> Reading text
☆ ☆ ☆

A Power of Attorney gives the substitute decision maker both control and responsibility on behalf of the grantor, particularly if that person is not sufficiently competent to take care of these matters. Although regulations vary somewhat in different provinces and territories, the basic principles are similar. In some provinces there are two POAs: one for property and one for personal care. In Quebec, for example, these are rolled into one and called a Mandate. There are variations in terminology and regulations in other provinces, as well, using such terms as Substitute Decision Makers or Co-Decision Makers. The basic principle is to provide a legal system which allows a chosen substitute to act on our behalf, if and when we are not able to do so ourselves. It is only valid in the province where the donor lives. In other words, if someone moves to another province, a new Power of Attorney would have to be drawn up.
During the past twenty years, with an ageing population, disputes regarding POA for Property have been increasing, most often when one family member accuses the holder of the POA of mismanaging Mom’s money, for example, or actually using her bank account to finance his own investments or purchases. In most provinces, although not all, it is possible to have the POA holder held to account by the Public Guardian and Trustee.
Legal expert Jordan Atin, a Certified Specialists in Estates & Trusts Law in Toronto, advises that the usual first step is to contact the Public Guardian and Trustee in your province or territory. In Ontario, for example, that office will investigate complaints. Quite often, a letter from the Public Guardian’s office will be enough to convince the POA holder to mend his ways, and do a better job. But if the POA holder is not in compliance, the Court may order a “Passing of Accounts”, which means proceeding to court. At that point very detailed records of all financial transactions must be presented. The Public Guardian’s office does have a good record of proceeding in a timely fashion, and at no cost to the complainant. However, if the concerned family member wishes to speed up the process, she can hire her own lawyer.
If actual theft is suspected this becomes a matter for the police. Some jurisdictions have Elder Abuse squads which are actively involved in fighting this type of crime. More often, negligence and mismanagement are the causes of concern. For example, if the POA holder neglects to fill in government forms and Mom is not receiving her pension or other benefits, if home insurance isn’t renewed on time and bills are not being paid, such negligence can amount to serious problems for the grantor.
If the donor is competent that he or she can revoke the Power of Attorney and appoint someone else. If a complaint is made, the Public Guardian and Trustee (PGT) will not necessarily revoke the POA, but will determine if the holder has or has not been acting responsibly. If the office determines it is necessary to intervene, it might simply require more frequent monitoring, or it could appoint a replacement. Would the person who brought forward the complaint be appointed instead? Not necessarily, according to Atin, if the POA had an alternative person named, the alternate might be asked to take over. If there is no alternative, that complainant would have to satisfy the Court, not just the PGT that he/she is the best person to be appointed as the guardian.

☆ ☆ ☆

> Given problem 1
In the power of attorney text, copy the passage from "During the past" to "Guardian and Trustee.".
> Given problem 2
In the power of attorney text, what name is used in Quebec for the single document that combines the POAs for property and for personal care?
> Given problem 3
Apart from "Power of Attorney" itself, list the terms the power of attorney text says are used in different provinces.
The entries that follow the power of attorney text are separate material.

> Data extract
☆ ☆ ☆

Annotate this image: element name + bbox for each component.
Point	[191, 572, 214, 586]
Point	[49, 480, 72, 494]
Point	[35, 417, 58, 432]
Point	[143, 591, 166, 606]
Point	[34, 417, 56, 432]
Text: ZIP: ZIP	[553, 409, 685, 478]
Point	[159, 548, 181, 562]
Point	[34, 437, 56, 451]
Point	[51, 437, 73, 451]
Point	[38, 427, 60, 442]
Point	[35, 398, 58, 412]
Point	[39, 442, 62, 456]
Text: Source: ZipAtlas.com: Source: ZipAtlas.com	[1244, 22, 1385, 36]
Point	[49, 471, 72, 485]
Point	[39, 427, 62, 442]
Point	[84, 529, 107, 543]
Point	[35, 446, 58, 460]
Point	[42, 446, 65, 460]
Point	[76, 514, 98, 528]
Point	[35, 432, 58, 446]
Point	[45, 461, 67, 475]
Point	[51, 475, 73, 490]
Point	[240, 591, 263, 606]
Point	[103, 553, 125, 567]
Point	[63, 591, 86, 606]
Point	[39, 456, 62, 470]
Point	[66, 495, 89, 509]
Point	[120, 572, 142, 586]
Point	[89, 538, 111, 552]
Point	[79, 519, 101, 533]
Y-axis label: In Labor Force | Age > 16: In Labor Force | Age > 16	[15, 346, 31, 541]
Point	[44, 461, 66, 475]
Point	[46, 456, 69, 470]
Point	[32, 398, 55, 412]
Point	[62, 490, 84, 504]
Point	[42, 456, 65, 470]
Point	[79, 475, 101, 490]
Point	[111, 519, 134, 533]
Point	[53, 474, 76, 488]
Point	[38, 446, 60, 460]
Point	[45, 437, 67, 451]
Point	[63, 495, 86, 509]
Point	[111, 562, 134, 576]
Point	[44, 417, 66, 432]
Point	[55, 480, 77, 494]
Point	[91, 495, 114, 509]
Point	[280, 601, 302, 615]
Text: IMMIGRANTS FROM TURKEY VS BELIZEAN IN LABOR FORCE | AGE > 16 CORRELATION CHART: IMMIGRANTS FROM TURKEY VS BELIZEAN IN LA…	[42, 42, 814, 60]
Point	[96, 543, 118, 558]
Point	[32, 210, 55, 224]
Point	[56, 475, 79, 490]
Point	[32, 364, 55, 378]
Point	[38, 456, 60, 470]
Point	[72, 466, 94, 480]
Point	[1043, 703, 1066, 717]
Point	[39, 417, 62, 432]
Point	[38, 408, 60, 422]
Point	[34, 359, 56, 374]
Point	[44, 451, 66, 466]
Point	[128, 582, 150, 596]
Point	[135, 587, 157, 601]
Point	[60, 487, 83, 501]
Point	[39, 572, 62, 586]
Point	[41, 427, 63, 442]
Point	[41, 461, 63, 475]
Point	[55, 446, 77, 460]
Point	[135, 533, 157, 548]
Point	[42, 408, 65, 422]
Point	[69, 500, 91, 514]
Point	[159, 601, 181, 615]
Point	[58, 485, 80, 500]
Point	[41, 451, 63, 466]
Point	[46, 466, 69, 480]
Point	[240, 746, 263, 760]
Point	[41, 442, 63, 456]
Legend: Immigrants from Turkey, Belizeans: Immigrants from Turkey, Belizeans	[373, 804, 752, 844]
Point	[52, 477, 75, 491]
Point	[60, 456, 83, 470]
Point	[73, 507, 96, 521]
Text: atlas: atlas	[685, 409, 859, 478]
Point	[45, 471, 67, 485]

☆ ☆ ☆

> Complete response 1
During the past twenty years, with an ageing population, disputes regarding POA for Property have been increasing, most often when one family member accuses the holder of the POA of mismanaging Mom’s money, for example, or actually using her bank account to finance his own investments or purchases. In most provinces, although not all, it is possible to have the POA holder held to account by the Public Guardian and Trustee.

> Complete response 2
A Mandate.

> Complete response 3
Mandate, Substitute Decision Makers, Co-Decision Makers